Work instructions: Rename "dropdown-arrow-icon" to "dropdown-caret-icon" throughout the entries below and give all their lines back with nothing else changed. Leave the pictures out.

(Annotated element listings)

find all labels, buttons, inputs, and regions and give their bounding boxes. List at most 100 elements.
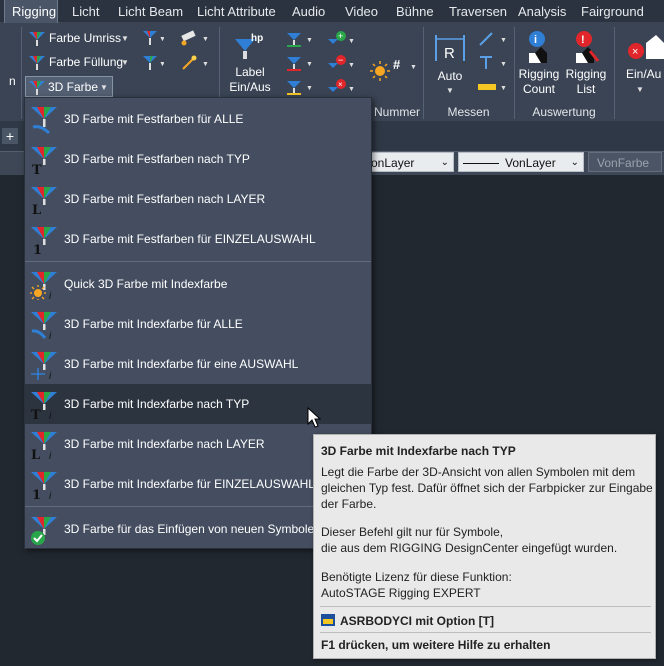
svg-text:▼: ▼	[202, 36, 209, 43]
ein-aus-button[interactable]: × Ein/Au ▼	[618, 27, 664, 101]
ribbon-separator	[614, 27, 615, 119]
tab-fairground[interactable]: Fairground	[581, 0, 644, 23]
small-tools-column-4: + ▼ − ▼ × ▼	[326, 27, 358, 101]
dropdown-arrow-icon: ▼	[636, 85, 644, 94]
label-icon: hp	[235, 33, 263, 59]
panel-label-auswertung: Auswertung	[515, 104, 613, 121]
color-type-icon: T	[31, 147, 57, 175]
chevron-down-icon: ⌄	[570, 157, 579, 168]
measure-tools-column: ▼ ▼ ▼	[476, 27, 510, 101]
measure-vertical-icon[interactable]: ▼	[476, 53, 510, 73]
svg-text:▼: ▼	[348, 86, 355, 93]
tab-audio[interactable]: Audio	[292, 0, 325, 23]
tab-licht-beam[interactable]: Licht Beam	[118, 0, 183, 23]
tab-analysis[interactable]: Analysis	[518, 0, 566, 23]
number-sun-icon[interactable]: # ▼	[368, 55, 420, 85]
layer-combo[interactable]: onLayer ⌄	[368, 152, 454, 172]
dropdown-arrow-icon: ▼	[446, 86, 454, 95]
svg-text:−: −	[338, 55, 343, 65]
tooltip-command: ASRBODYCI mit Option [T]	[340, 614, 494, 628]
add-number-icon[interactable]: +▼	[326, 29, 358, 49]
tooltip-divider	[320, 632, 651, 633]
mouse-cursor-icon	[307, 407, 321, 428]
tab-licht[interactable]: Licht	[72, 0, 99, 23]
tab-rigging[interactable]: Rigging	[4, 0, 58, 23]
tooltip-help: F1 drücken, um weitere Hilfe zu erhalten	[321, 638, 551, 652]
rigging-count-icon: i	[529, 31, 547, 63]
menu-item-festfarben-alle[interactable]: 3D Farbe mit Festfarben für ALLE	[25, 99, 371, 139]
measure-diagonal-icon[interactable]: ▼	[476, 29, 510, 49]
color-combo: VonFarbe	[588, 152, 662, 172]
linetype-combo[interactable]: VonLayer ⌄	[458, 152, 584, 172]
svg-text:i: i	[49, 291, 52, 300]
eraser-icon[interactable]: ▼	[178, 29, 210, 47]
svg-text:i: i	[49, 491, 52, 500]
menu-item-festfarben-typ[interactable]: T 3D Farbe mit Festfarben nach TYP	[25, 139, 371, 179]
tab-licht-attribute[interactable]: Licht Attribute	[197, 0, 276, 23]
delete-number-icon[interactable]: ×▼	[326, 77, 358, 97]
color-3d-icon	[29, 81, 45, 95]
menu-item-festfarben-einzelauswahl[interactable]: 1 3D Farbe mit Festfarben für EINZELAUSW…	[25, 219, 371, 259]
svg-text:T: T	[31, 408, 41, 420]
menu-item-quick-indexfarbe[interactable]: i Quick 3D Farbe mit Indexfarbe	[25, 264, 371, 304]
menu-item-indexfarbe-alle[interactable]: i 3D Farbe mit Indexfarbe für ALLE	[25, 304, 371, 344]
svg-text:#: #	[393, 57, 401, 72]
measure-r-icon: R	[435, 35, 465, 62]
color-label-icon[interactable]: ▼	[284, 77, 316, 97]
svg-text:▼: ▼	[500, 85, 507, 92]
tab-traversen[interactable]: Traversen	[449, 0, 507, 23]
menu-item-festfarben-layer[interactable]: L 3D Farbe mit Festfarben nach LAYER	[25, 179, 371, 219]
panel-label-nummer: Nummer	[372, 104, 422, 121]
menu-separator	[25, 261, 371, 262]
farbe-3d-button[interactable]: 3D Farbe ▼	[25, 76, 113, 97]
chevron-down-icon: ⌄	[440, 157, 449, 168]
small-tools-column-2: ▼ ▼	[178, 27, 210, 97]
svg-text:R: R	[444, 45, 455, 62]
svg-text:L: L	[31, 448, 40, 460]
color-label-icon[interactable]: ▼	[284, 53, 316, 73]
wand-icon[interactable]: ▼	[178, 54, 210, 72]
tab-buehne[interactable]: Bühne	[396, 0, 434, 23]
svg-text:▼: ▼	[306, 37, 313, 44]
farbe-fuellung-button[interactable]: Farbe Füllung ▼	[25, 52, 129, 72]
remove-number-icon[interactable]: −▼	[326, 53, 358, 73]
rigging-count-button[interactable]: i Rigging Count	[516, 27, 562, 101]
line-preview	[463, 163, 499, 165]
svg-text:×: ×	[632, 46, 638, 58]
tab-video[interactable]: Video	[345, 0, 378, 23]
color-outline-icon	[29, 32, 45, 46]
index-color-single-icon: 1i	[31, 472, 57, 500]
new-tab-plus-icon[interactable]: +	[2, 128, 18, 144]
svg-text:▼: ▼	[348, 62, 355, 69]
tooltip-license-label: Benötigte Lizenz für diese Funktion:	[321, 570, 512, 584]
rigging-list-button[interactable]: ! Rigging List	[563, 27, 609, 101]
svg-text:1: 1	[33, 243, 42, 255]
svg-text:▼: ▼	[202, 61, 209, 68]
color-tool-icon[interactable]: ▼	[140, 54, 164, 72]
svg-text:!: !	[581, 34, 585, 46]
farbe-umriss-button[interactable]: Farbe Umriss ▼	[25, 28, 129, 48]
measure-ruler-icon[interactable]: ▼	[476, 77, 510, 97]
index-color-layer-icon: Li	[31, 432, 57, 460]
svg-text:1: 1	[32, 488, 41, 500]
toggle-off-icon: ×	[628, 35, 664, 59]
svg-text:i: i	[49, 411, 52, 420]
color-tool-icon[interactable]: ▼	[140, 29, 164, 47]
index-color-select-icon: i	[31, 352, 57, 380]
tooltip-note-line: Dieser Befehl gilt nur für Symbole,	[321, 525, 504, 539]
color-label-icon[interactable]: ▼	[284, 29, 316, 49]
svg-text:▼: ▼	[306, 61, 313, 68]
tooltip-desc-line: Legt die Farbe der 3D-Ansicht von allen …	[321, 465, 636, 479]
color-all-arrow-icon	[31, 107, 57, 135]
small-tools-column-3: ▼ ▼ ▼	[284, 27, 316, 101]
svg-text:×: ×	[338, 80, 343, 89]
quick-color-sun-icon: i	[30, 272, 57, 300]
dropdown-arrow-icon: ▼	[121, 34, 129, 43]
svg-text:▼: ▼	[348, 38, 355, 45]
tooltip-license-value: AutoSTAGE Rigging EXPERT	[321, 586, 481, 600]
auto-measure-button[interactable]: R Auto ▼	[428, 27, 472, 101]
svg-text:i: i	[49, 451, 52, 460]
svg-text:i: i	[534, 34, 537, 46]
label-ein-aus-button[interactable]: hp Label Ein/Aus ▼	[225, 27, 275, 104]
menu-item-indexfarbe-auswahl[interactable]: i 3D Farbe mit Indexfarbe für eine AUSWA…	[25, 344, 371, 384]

Full output:
find all labels, buttons, inputs, and regions and give their bounding boxes. List at most 100 elements.
svg-text:▼: ▼	[202, 36, 209, 43]
ein-aus-button[interactable]: × Ein/Au ▼	[618, 27, 664, 101]
ribbon-separator	[614, 27, 615, 119]
tab-fairground[interactable]: Fairground	[581, 0, 644, 23]
small-tools-column-4: + ▼ − ▼ × ▼	[326, 27, 358, 101]
dropdown-caret-icon: ▼	[636, 85, 644, 94]
label-icon: hp	[235, 33, 263, 59]
panel-label-auswertung: Auswertung	[515, 104, 613, 121]
color-type-icon: T	[31, 147, 57, 175]
chevron-down-icon: ⌄	[570, 157, 579, 168]
measure-tools-column: ▼ ▼ ▼	[476, 27, 510, 101]
measure-vertical-icon[interactable]: ▼	[476, 53, 510, 73]
svg-text:▼: ▼	[348, 86, 355, 93]
tab-audio[interactable]: Audio	[292, 0, 325, 23]
tab-licht-beam[interactable]: Licht Beam	[118, 0, 183, 23]
tab-analysis[interactable]: Analysis	[518, 0, 566, 23]
number-sun-icon[interactable]: # ▼	[368, 55, 420, 85]
layer-combo[interactable]: onLayer ⌄	[368, 152, 454, 172]
dropdown-caret-icon: ▼	[446, 86, 454, 95]
svg-text:−: −	[338, 55, 343, 65]
tooltip-command: ASRBODYCI mit Option [T]	[340, 614, 494, 628]
add-number-icon[interactable]: +▼	[326, 29, 358, 49]
tooltip-divider	[320, 632, 651, 633]
mouse-cursor-icon	[307, 407, 321, 428]
tab-licht[interactable]: Licht	[72, 0, 99, 23]
tab-rigging[interactable]: Rigging	[4, 0, 58, 23]
tooltip-help: F1 drücken, um weitere Hilfe zu erhalten	[321, 638, 551, 652]
rigging-count-icon: i	[529, 31, 547, 63]
menu-item-festfarben-alle[interactable]: 3D Farbe mit Festfarben für ALLE	[25, 99, 371, 139]
measure-diagonal-icon[interactable]: ▼	[476, 29, 510, 49]
color-combo: VonFarbe	[588, 152, 662, 172]
linetype-combo[interactable]: VonLayer ⌄	[458, 152, 584, 172]
svg-text:i: i	[49, 291, 52, 300]
eraser-icon[interactable]: ▼	[178, 29, 210, 47]
svg-text:i: i	[49, 491, 52, 500]
menu-item-festfarben-typ[interactable]: T 3D Farbe mit Festfarben nach TYP	[25, 139, 371, 179]
tab-licht-attribute[interactable]: Licht Attribute	[197, 0, 276, 23]
delete-number-icon[interactable]: ×▼	[326, 77, 358, 97]
color-3d-icon	[29, 81, 45, 95]
menu-item-festfarben-einzelauswahl[interactable]: 1 3D Farbe mit Festfarben für EINZELAUSW…	[25, 219, 371, 259]
svg-text:T: T	[31, 408, 41, 420]
menu-item-quick-indexfarbe[interactable]: i Quick 3D Farbe mit Indexfarbe	[25, 264, 371, 304]
menu-item-indexfarbe-alle[interactable]: i 3D Farbe mit Indexfarbe für ALLE	[25, 304, 371, 344]
svg-text:#: #	[393, 57, 401, 72]
measure-r-icon: R	[435, 35, 465, 62]
color-label-icon[interactable]: ▼	[284, 77, 316, 97]
svg-text:▼: ▼	[500, 85, 507, 92]
tab-traversen[interactable]: Traversen	[449, 0, 507, 23]
menu-item-festfarben-layer[interactable]: L 3D Farbe mit Festfarben nach LAYER	[25, 179, 371, 219]
panel-label-nummer: Nummer	[372, 104, 422, 121]
menu-separator	[25, 261, 371, 262]
farbe-3d-button[interactable]: 3D Farbe ▼	[25, 76, 113, 97]
chevron-down-icon: ⌄	[440, 157, 449, 168]
small-tools-column-2: ▼ ▼	[178, 27, 210, 97]
svg-text:R: R	[444, 45, 455, 62]
svg-text:L: L	[31, 448, 40, 460]
color-label-icon[interactable]: ▼	[284, 53, 316, 73]
wand-icon[interactable]: ▼	[178, 54, 210, 72]
tab-buehne[interactable]: Bühne	[396, 0, 434, 23]
svg-text:▼: ▼	[306, 37, 313, 44]
farbe-fuellung-button[interactable]: Farbe Füllung ▼	[25, 52, 129, 72]
remove-number-icon[interactable]: −▼	[326, 53, 358, 73]
rigging-count-button[interactable]: i Rigging Count	[516, 27, 562, 101]
line-preview	[463, 163, 499, 165]
svg-text:×: ×	[632, 46, 638, 58]
tab-video[interactable]: Video	[345, 0, 378, 23]
color-outline-icon	[29, 32, 45, 46]
index-color-single-icon: 1i	[31, 472, 57, 500]
new-tab-plus-icon[interactable]: +	[2, 128, 18, 144]
svg-text:▼: ▼	[348, 62, 355, 69]
tooltip-license-label: Benötigte Lizenz für diese Funktion:	[321, 570, 512, 584]
rigging-list-button[interactable]: ! Rigging List	[563, 27, 609, 101]
svg-text:1: 1	[33, 243, 42, 255]
svg-text:▼: ▼	[202, 61, 209, 68]
color-tool-icon[interactable]: ▼	[140, 54, 164, 72]
svg-text:!: !	[581, 34, 585, 46]
farbe-umriss-button[interactable]: Farbe Umriss ▼	[25, 28, 129, 48]
measure-ruler-icon[interactable]: ▼	[476, 77, 510, 97]
index-color-layer-icon: Li	[31, 432, 57, 460]
svg-text:1: 1	[32, 488, 41, 500]
toggle-off-icon: ×	[628, 35, 664, 59]
svg-text:i: i	[49, 411, 52, 420]
color-tool-icon[interactable]: ▼	[140, 29, 164, 47]
index-color-select-icon: i	[31, 352, 57, 380]
tooltip-note-line: Dieser Befehl gilt nur für Symbole,	[321, 525, 504, 539]
color-label-icon[interactable]: ▼	[284, 29, 316, 49]
svg-text:▼: ▼	[306, 61, 313, 68]
tooltip-desc-line: Legt die Farbe der 3D-Ansicht von allen …	[321, 465, 636, 479]
color-all-arrow-icon	[31, 107, 57, 135]
small-tools-column-3: ▼ ▼ ▼	[284, 27, 316, 101]
svg-text:×: ×	[338, 80, 343, 89]
quick-color-sun-icon: i	[30, 272, 57, 300]
dropdown-caret-icon: ▼	[121, 34, 129, 43]
svg-text:▼: ▼	[348, 38, 355, 45]
tooltip-license-value: AutoSTAGE Rigging EXPERT	[321, 586, 481, 600]
auto-measure-button[interactable]: R Auto ▼	[428, 27, 472, 101]
svg-text:i: i	[49, 451, 52, 460]
svg-text:i: i	[534, 34, 537, 46]
label-ein-aus-button[interactable]: hp Label Ein/Aus ▼	[225, 27, 275, 104]
menu-item-indexfarbe-auswahl[interactable]: i 3D Farbe mit Indexfarbe für eine AUSWA…	[25, 344, 371, 384]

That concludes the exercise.